# ENTRIES PROVIDED

^^^^

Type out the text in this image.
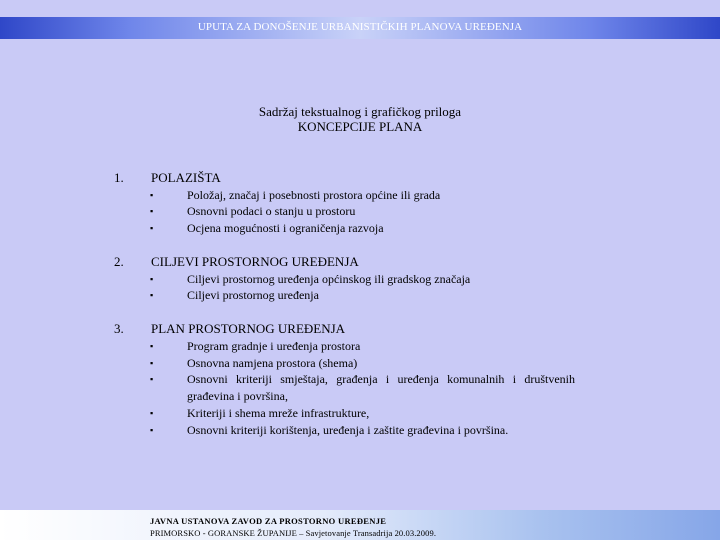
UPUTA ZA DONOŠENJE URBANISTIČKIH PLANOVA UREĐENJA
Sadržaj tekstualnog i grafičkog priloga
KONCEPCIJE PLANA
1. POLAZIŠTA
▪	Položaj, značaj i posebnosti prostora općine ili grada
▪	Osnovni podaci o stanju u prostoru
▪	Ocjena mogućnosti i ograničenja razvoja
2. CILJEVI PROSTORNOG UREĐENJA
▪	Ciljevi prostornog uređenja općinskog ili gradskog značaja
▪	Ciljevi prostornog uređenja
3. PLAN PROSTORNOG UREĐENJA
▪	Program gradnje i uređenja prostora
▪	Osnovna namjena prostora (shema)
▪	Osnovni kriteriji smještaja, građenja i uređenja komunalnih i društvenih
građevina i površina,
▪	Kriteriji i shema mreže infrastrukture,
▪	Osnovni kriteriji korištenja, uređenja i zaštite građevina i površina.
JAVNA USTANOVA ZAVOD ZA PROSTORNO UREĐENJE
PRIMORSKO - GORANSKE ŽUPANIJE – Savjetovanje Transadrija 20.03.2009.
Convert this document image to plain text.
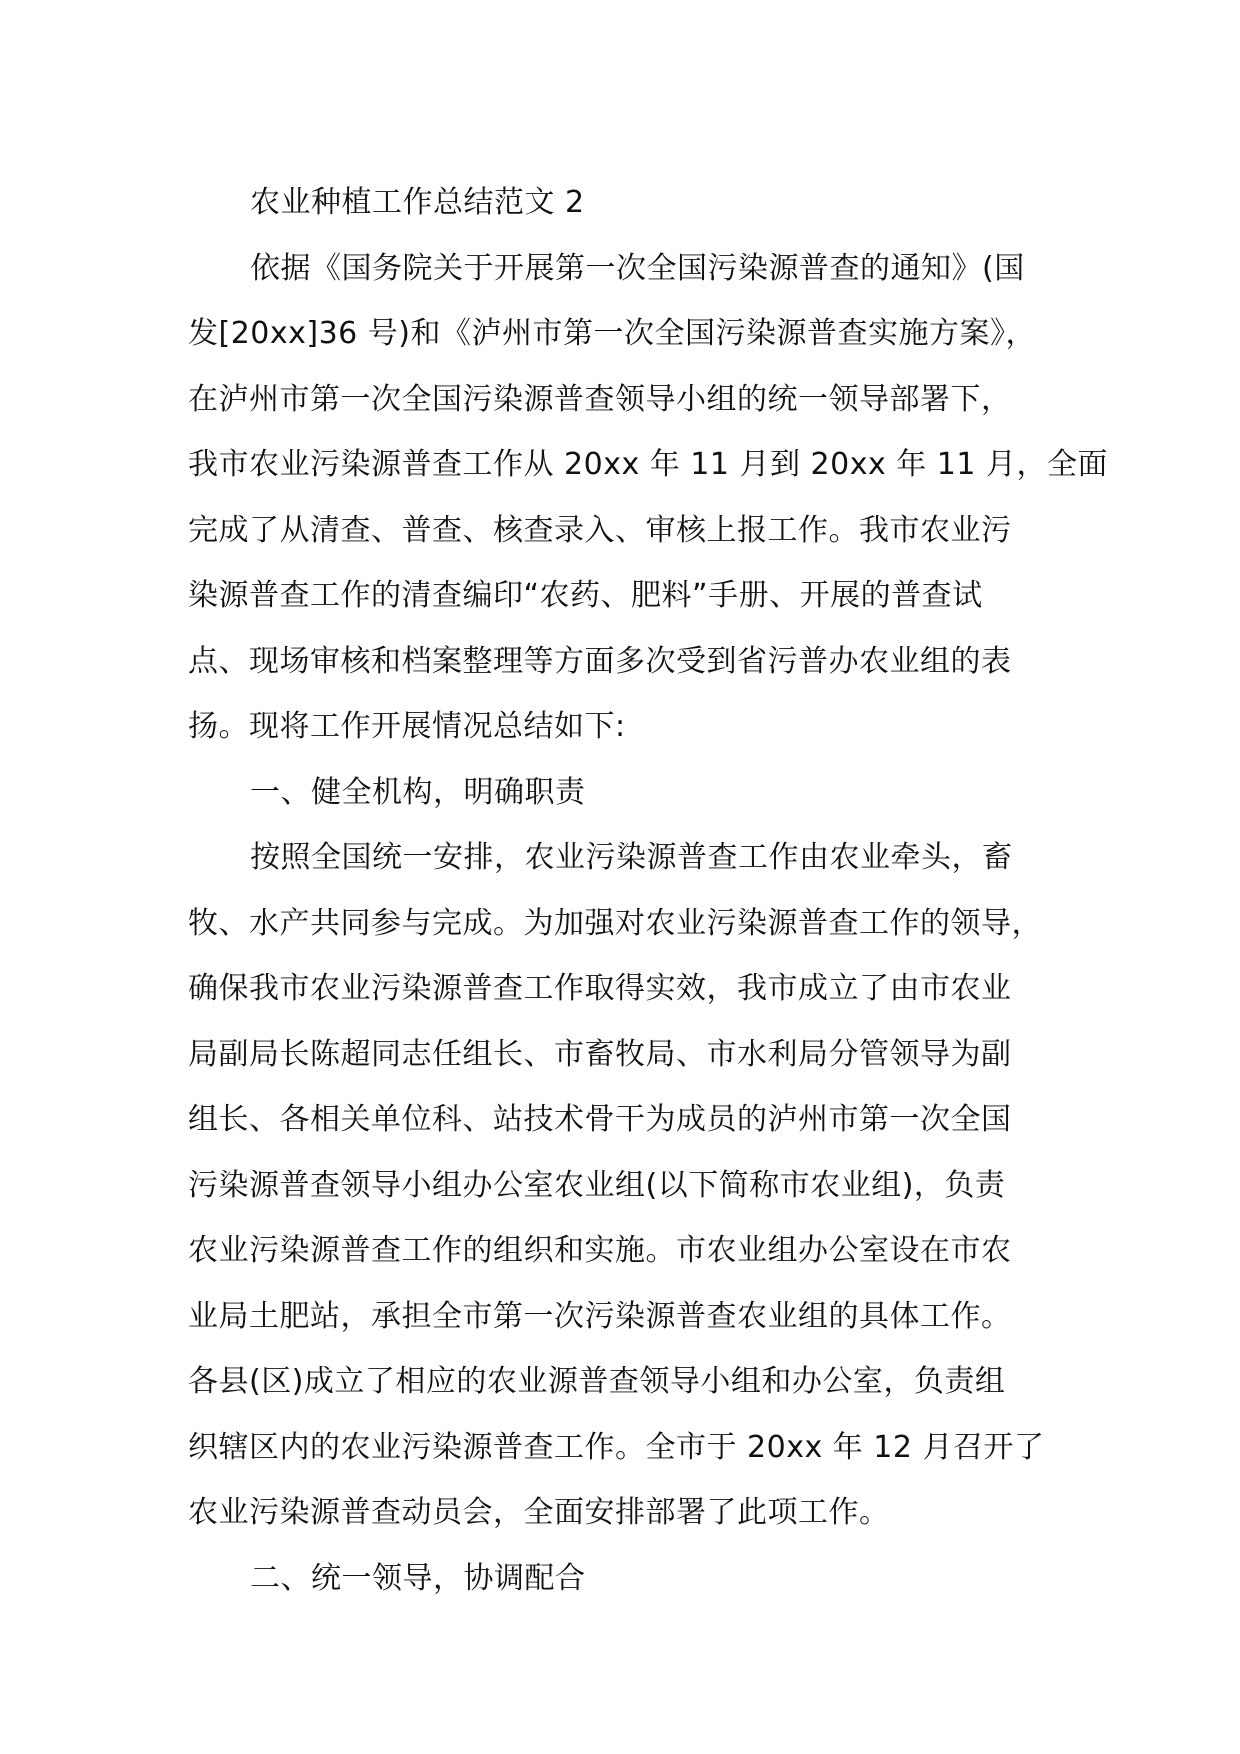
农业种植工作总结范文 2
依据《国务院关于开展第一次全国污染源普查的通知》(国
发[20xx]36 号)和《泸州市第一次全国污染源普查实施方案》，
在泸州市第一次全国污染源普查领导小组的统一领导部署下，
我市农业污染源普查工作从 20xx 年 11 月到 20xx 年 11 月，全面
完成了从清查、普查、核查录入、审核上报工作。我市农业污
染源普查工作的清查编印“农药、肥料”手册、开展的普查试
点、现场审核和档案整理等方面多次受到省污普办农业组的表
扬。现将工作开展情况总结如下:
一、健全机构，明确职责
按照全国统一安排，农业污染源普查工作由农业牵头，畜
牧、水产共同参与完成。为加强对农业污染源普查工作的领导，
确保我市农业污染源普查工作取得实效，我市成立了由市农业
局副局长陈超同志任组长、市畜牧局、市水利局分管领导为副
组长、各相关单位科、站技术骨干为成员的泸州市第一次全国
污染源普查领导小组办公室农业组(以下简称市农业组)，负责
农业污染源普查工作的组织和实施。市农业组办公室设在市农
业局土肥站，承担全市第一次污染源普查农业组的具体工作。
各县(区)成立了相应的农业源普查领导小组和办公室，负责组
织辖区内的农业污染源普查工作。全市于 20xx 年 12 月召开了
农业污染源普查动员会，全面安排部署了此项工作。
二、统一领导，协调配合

^^^^

# WHAT IS EXPECTED
Repeat the records above exactly, leaving out any pictures they contain.

# SOLVED PROBLEM
Type out the text in this image.
UPUTA ZA DONOŠENJE URBANISTIČKIH PLANOVA UREĐENJA
Sadržaj tekstualnog i grafičkog priloga
KONCEPCIJE PLANA
1. POLAZIŠTA
▪	Položaj, značaj i posebnosti prostora općine ili grada
▪	Osnovni podaci o stanju u prostoru
▪	Ocjena mogućnosti i ograničenja razvoja
2. CILJEVI PROSTORNOG UREĐENJA
▪	Ciljevi prostornog uređenja općinskog ili gradskog značaja
▪	Ciljevi prostornog uređenja
3. PLAN PROSTORNOG UREĐENJA
▪	Program gradnje i uređenja prostora
▪	Osnovna namjena prostora (shema)
▪	Osnovni kriteriji smještaja, građenja i uređenja komunalnih i društvenih
građevina i površina,
▪	Kriteriji i shema mreže infrastrukture,
▪	Osnovni kriteriji korištenja, uređenja i zaštite građevina i površina.
JAVNA USTANOVA ZAVOD ZA PROSTORNO UREĐENJE
PRIMORSKO - GORANSKE ŽUPANIJE – Savjetovanje Transadrija 20.03.2009.
Convert this document image to plain text.
农业种植工作总结范文 2
依据《国务院关于开展第一次全国污染源普查的通知》(国
发[20xx]36 号)和《泸州市第一次全国污染源普查实施方案》，
在泸州市第一次全国污染源普查领导小组的统一领导部署下，
我市农业污染源普查工作从 20xx 年 11 月到 20xx 年 11 月，全面
完成了从清查、普查、核查录入、审核上报工作。我市农业污
染源普查工作的清查编印“农药、肥料”手册、开展的普查试
点、现场审核和档案整理等方面多次受到省污普办农业组的表
扬。现将工作开展情况总结如下:
一、健全机构，明确职责
按照全国统一安排，农业污染源普查工作由农业牵头，畜
牧、水产共同参与完成。为加强对农业污染源普查工作的领导，
确保我市农业污染源普查工作取得实效，我市成立了由市农业
局副局长陈超同志任组长、市畜牧局、市水利局分管领导为副
组长、各相关单位科、站技术骨干为成员的泸州市第一次全国
污染源普查领导小组办公室农业组(以下简称市农业组)，负责
农业污染源普查工作的组织和实施。市农业组办公室设在市农
业局土肥站，承担全市第一次污染源普查农业组的具体工作。
各县(区)成立了相应的农业源普查领导小组和办公室，负责组
织辖区内的农业污染源普查工作。全市于 20xx 年 12 月召开了
农业污染源普查动员会，全面安排部署了此项工作。
二、统一领导，协调配合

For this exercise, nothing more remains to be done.